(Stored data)
══════════════════════════════

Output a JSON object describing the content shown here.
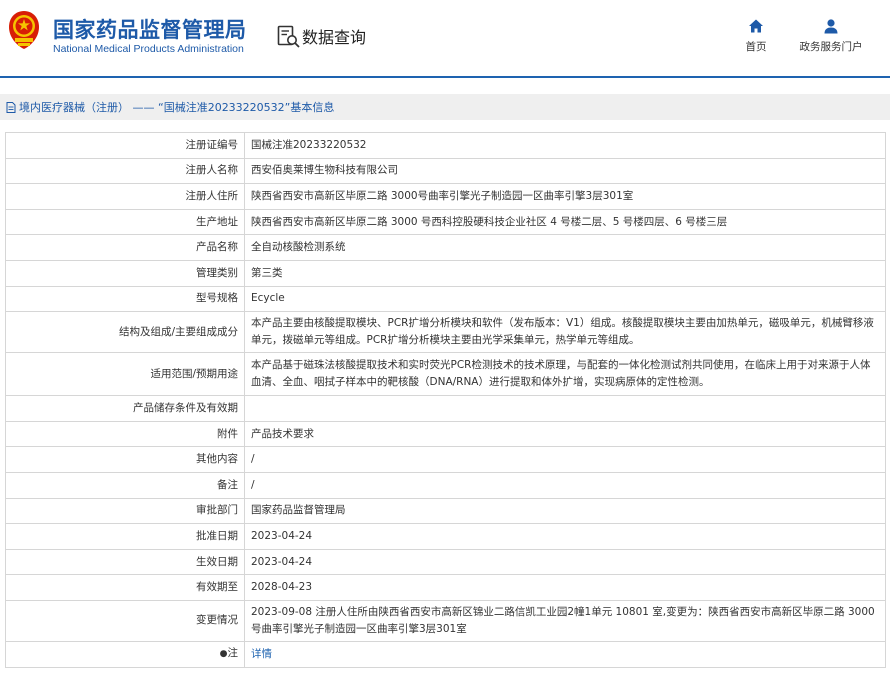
{
  "header": {
    "title_cn": "国家药品监督管理局",
    "title_en": "National Medical Products Administration",
    "query_title": "数据查询",
    "nav": [
      {
        "label": "首页",
        "icon": "home-icon"
      },
      {
        "label": "政务服务门户",
        "icon": "user-icon"
      }
    ],
    "colors": {
      "brand": "#1e5aa8",
      "emblem_red": "#d81e06",
      "emblem_gold": "#f5c400"
    }
  },
  "breadcrumb": "境内医疗器械（注册） —— “国械注准20233220532”基本信息",
  "rows": [
    {
      "label": "注册证编号",
      "value": "国械注准20233220532"
    },
    {
      "label": "注册人名称",
      "value": "西安佰奥莱博生物科技有限公司"
    },
    {
      "label": "注册人住所",
      "value": "陕西省西安市高新区毕原二路 3000号曲率引擎光子制造园一区曲率引擎3层301室"
    },
    {
      "label": "生产地址",
      "value": "陕西省西安市高新区毕原二路 3000 号西科控股硬科技企业社区 4 号楼二层、5 号楼四层、6 号楼三层"
    },
    {
      "label": "产品名称",
      "value": "全自动核酸检测系统"
    },
    {
      "label": "管理类别",
      "value": "第三类"
    },
    {
      "label": "型号规格",
      "value": "Ecycle"
    },
    {
      "label": "结构及组成/主要组成成分",
      "value": "本产品主要由核酸提取模块、PCR扩增分析模块和软件（发布版本：V1）组成。核酸提取模块主要由加热单元，磁吸单元，机械臂移液单元，拨磁单元等组成。PCR扩增分析模块主要由光学采集单元，热学单元等组成。"
    },
    {
      "label": "适用范围/预期用途",
      "value": "本产品基于磁珠法核酸提取技术和实时荧光PCR检测技术的技术原理，与配套的一体化检测试剂共同使用，在临床上用于对来源于人体血清、全血、咽拭子样本中的靶核酸（DNA/RNA）进行提取和体外扩增，实现病原体的定性检测。"
    },
    {
      "label": "产品储存条件及有效期",
      "value": ""
    },
    {
      "label": "附件",
      "value": "产品技术要求"
    },
    {
      "label": "其他内容",
      "value": "/"
    },
    {
      "label": "备注",
      "value": "/"
    },
    {
      "label": "审批部门",
      "value": "国家药品监督管理局"
    },
    {
      "label": "批准日期",
      "value": "2023-04-24"
    },
    {
      "label": "生效日期",
      "value": "2023-04-24"
    },
    {
      "label": "有效期至",
      "value": "2028-04-23"
    },
    {
      "label": "变更情况",
      "value": "2023-09-08 注册人住所由陕西省西安市高新区锦业二路信凯工业园2幢1单元 10801 室,变更为：陕西省西安市高新区毕原二路 3000号曲率引擎光子制造园一区曲率引擎3层301室"
    }
  ],
  "note": {
    "label": "注",
    "link": "详情"
  }
}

══════════════════════════════

● Exercise brief:
Give the number of lines in the records above that contain the word "国家药品监督管理局". Reply with that number alone.

● Written solution:
2